Records contained in a dataset

════════════════════

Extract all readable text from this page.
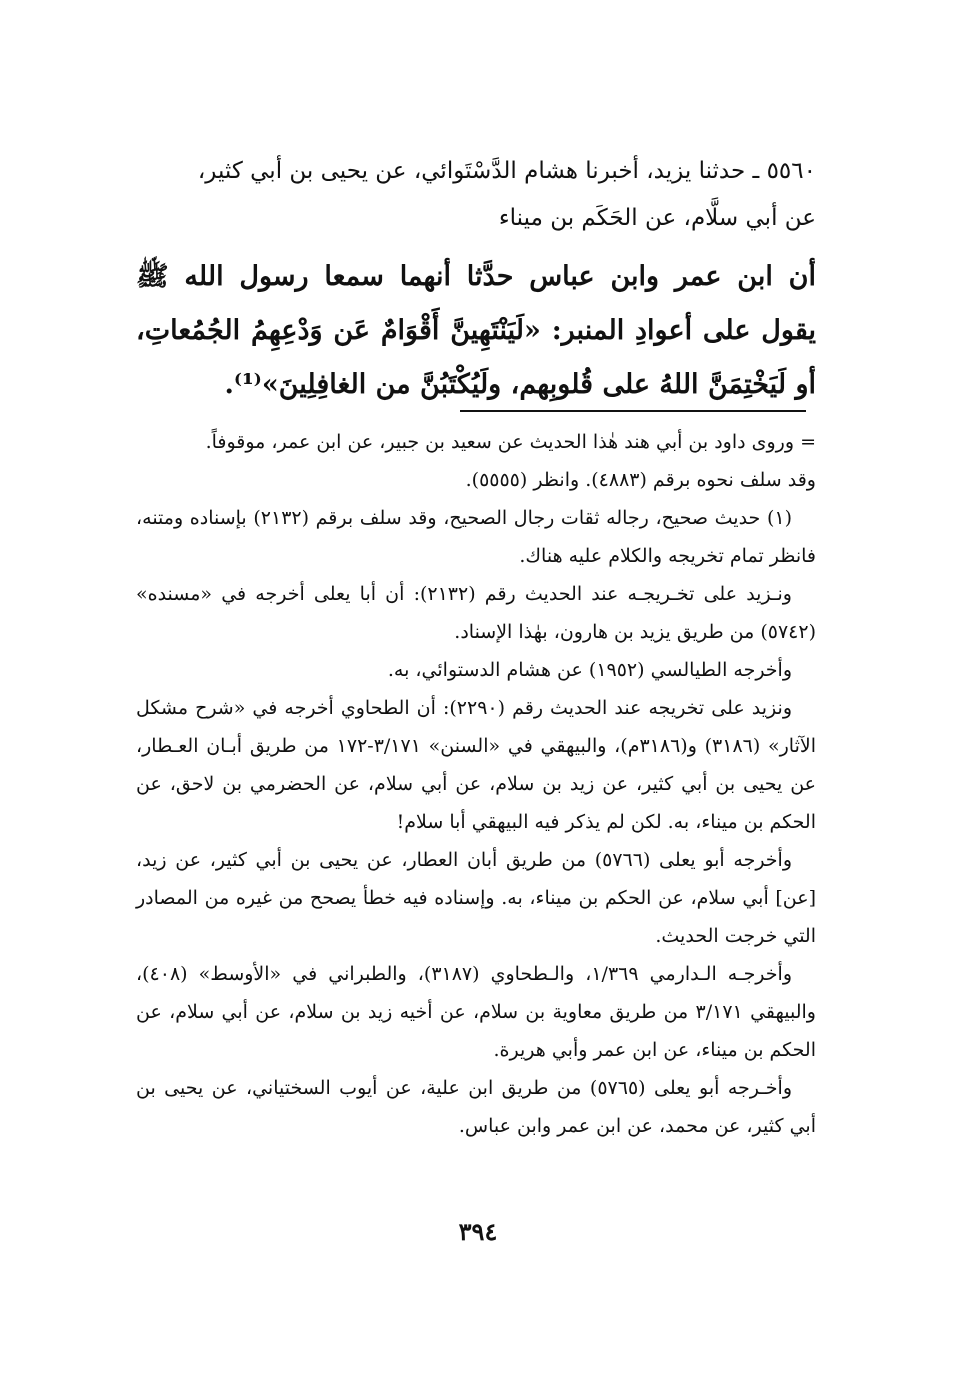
٥٥٦٠ ـ حدثنا يزيد، أخبرنا هشام الدَّسْتَوائي، عن يحيى بن أبي كثير،
عن أبي سلَّام، عن الحَكَم بن ميناء
أن ابن عمر وابن عباس حدَّثا أنهما سمعا رسول الله ﷺ يقول على أعوادِ المنبر: «لَيَنْتَهِينَّ أَقْوَامٌ عَن وَدْعِهِمُ الجُمُعاتِ، أو لَيَخْتِمَنَّ اللهُ على قُلوبِهم، ولَيُكْتَبُنَّ من الغافِلِينَ»⁽¹⁾.

= وروى داود بن أبي هند هٰذا الحديث عن سعيد بن جبير، عن ابن عمر، موقوفاً.

وقد سلف نحوه برقم (٤٨٨٣). وانظر (٥٥٥٥).

(١) حديث صحيح، رجاله ثقات رجال الصحيح، وقد سلف برقم (٢١٣٢) بإسناده ومتنه، فانظر تمام تخريجه والكلام عليه هناك.

ونـزيد على تخـريجـه عند الحديث رقم (٢١٣٢): أن أبا يعلى أخرجه في «مسنده» (٥٧٤٢) من طريق يزيد بن هارون، بهٰذا الإسناد.

وأخرجه الطيالسي (١٩٥٢) عن هشام الدستوائي، به.

ونزيد على تخريجه عند الحديث رقم (٢٢٩٠): أن الطحاوي أخرجه في «شرح مشكل الآثار» (٣١٨٦) و(٣١٨٦م)، والبيهقي في «السنن» ٣/١٧١-١٧٢ من طريق أبـان العـطار، عن يحيى بن أبي كثير، عن زيد بن سلام، عن أبي سلام، عن الحضرمي بن لاحق، عن الحكم بن ميناء، به. لكن لم يذكر فيه البيهقي أبا سلام!

وأخرجه أبو يعلى (٥٧٦٦) من طريق أبان العطار، عن يحيى بن أبي كثير، عن زيد، [عن] أبي سلام، عن الحكم بن ميناء، به. وإسناده فيه خطأ يصحح من غيره من المصادر التي خرجت الحديث.

وأخرجـه الـدارمي ١/٣٦٩، والـطحاوي (٣١٨٧)، والطبراني في «الأوسط» (٤٠٨)، والبيهقي ٣/١٧١ من طريق معاوية بن سلام، عن أخيه زيد بن سلام، عن أبي سلام، عن الحكم بن ميناء، عن ابن عمر وأبي هريرة.

وأخـرجه أبو يعلى (٥٧٦٥) من طريق ابن علية، عن أيوب السختياني، عن يحيى بن أبي كثير، عن محمد، عن ابن عمر وابن عباس.

٣٩٤
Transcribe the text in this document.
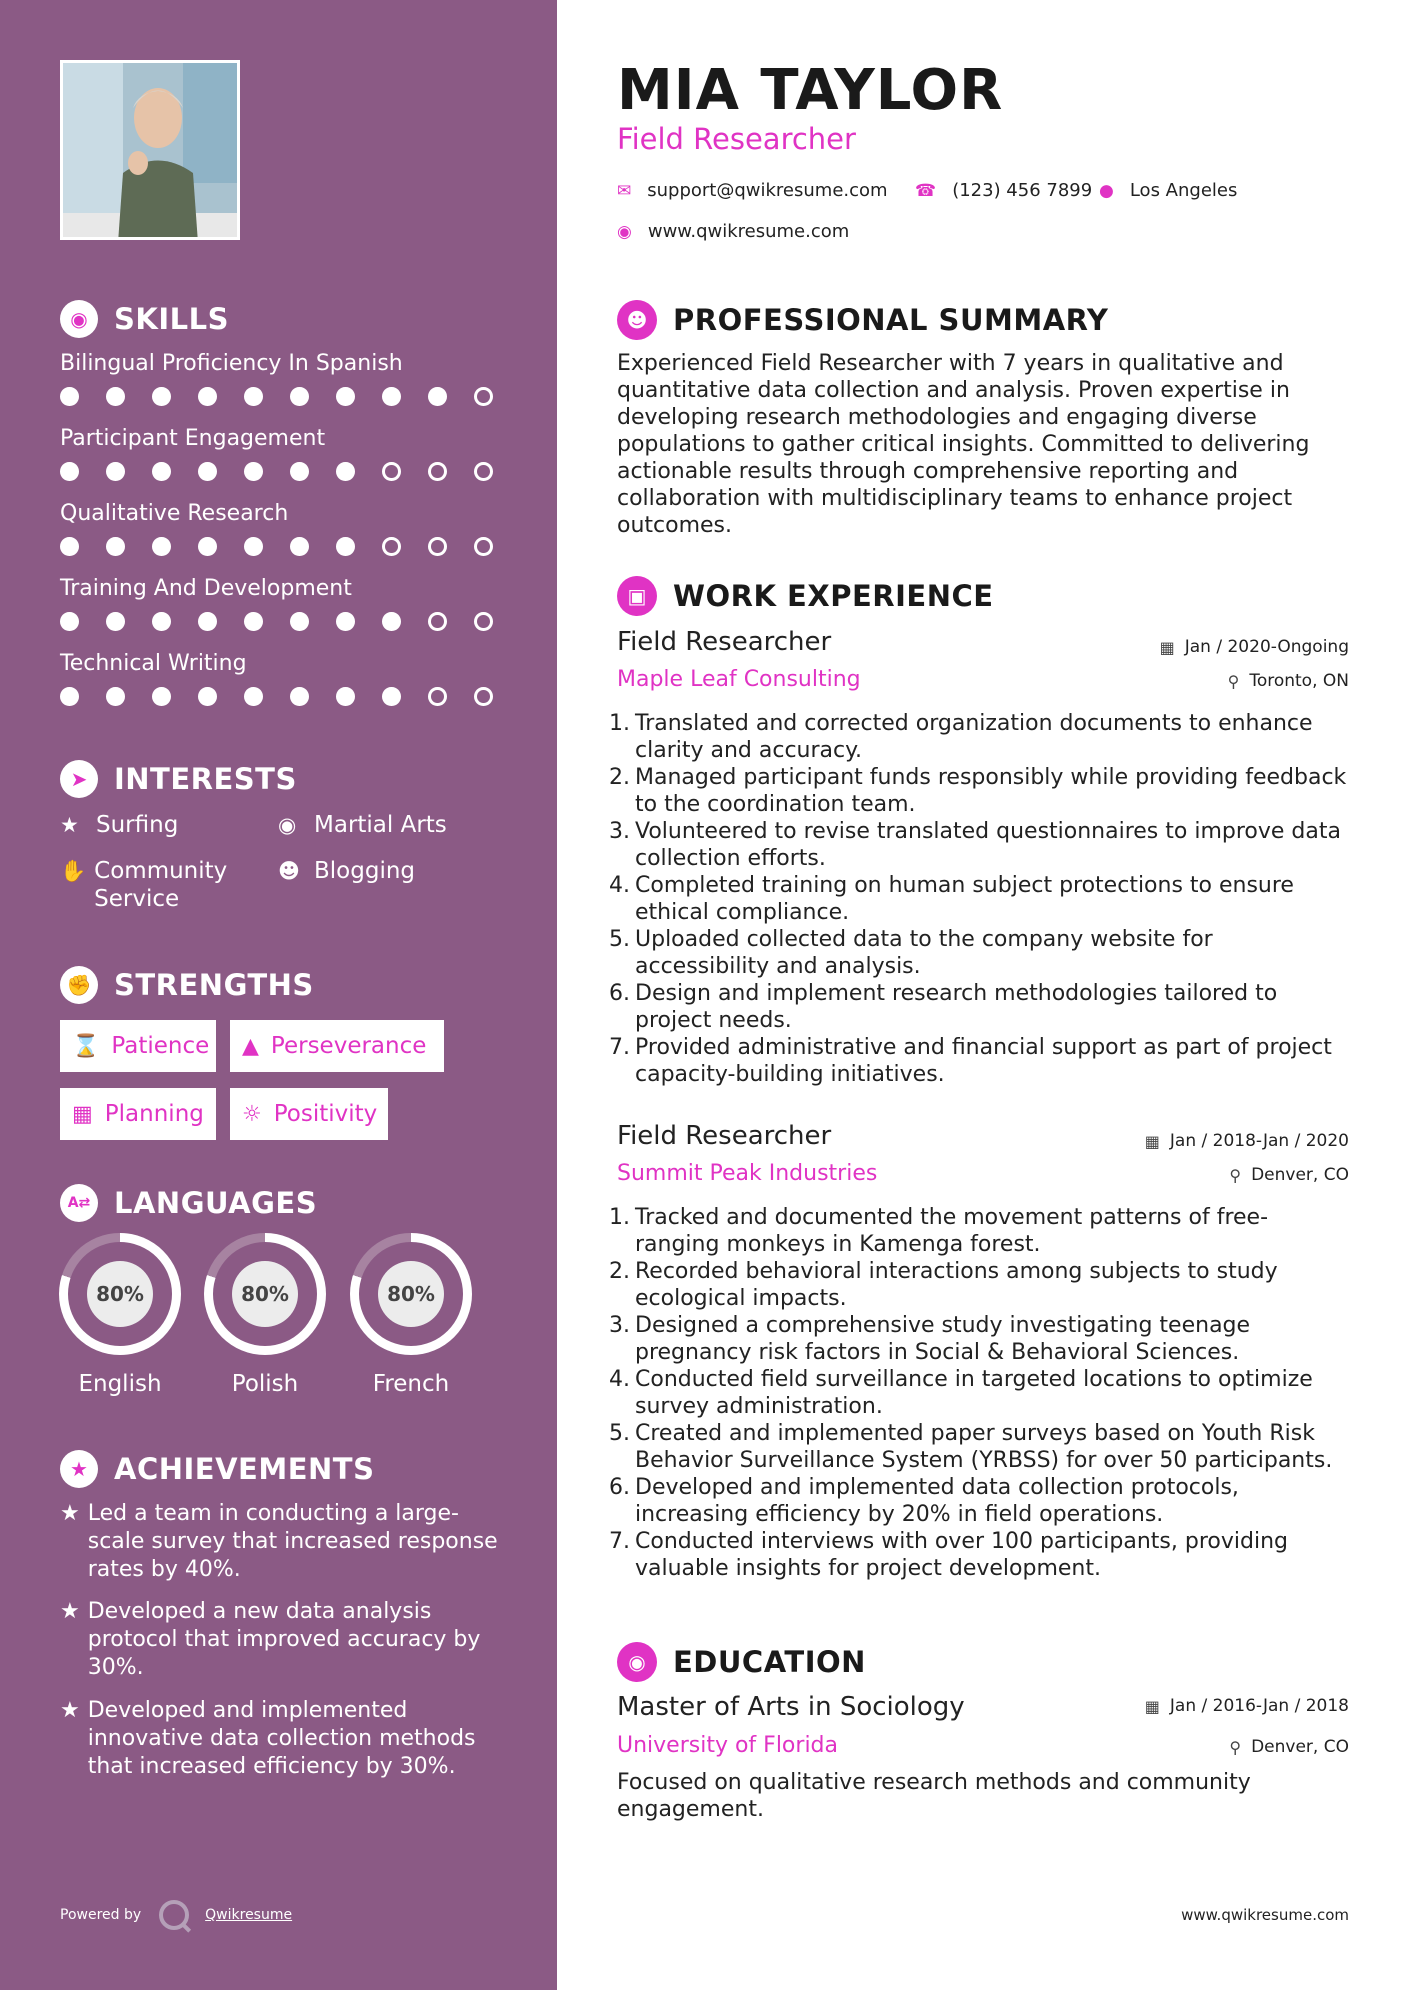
◉ SKILLS
Bilingual Proficiency In Spanish
Participant Engagement
Qualitative Research
Training And Development
Technical Writing
➤ INTERESTS
★ Surfing	◉ Martial Arts
✋ Community Service
☻ Blogging
✊ STRENGTHS
⌛ Patience ▲ Perseverance
▦ Planning ☼ Positivity
A⇄ LANGUAGES
80%
English
80%
Polish
80%
French
★ ACHIEVEMENTS
★ Led a team in conducting a large-scale survey that increased response rates by 40%.
★ Developed a new data analysis protocol that improved accuracy by 30%.
★ Developed and implemented innovative data collection methods that increased efficiency by 30%.
Powered by	Qwikresume
MIA TAYLOR
Field Researcher
✉ support@qwikresume.com ☎ (123) 456 7899 ● Los Angeles
◉ www.qwikresume.com
☻ PROFESSIONAL SUMMARY
Experienced Field Researcher with 7 years in qualitative and quantitative data collection and analysis. Proven expertise in developing research methodologies and engaging diverse populations to gather critical insights. Committed to delivering actionable results through comprehensive reporting and collaboration with multidisciplinary teams to enhance project outcomes.
▣ WORK EXPERIENCE
Field Researcher	▦ Jan / 2020-Ongoing
Maple Leaf Consulting	⚲ Toronto, ON
Translated and corrected organization documents to enhance clarity and accuracy.
Managed participant funds responsibly while providing feedback to the coordination team.
Volunteered to revise translated questionnaires to improve data collection efforts.
Completed training on human subject protections to ensure ethical compliance.
Uploaded collected data to the company website for accessibility and analysis.
Design and implement research methodologies tailored to project needs.
Provided administrative and financial support as part of project capacity-building initiatives.
Field Researcher	▦ Jan / 2018-Jan / 2020
Summit Peak Industries	⚲ Denver, CO
Tracked and documented the movement patterns of free-ranging monkeys in Kamenga forest.
Recorded behavioral interactions among subjects to study ecological impacts.
Designed a comprehensive study investigating teenage pregnancy risk factors in Social & Behavioral Sciences.
Conducted field surveillance in targeted locations to optimize survey administration.
Created and implemented paper surveys based on Youth Risk Behavior Surveillance System (YRBSS) for over 50 participants.
Developed and implemented data collection protocols, increasing efficiency by 20% in field operations.
Conducted interviews with over 100 participants, providing valuable insights for project development.
◉ EDUCATION
Master of Arts in Sociology	▦ Jan / 2016-Jan / 2018
University of Florida	⚲ Denver, CO
Focused on qualitative research methods and community engagement.
www.qwikresume.com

════════════════════

◆ Written problem:
Collect the complete line wherever the string "تخريجه" appears in the records.

◆ Answer to this task:
(١) حديث صحيح، رجاله ثقات رجال الصحيح، وقد سلف برقم (٢١٣٢) بإسناده ومتنه، فانظر تمام تخريجه والكلام عليه هناك.
ونزيد على تخريجه عند الحديث رقم (٢٢٩٠): أن الطحاوي أخرجه في «شرح مشكل الآثار» (٣١٨٦) و(٣١٨٦م)، والبيهقي في «السنن» ٣/١٧١-١٧٢ من طريق أبـان العـطار، عن يحيى بن أبي كثير، عن زيد بن سلام، عن أبي سلام، عن الحضرمي بن لاحق، عن الحكم بن ميناء، به. لكن لم يذكر فيه البيهقي أبا سلام!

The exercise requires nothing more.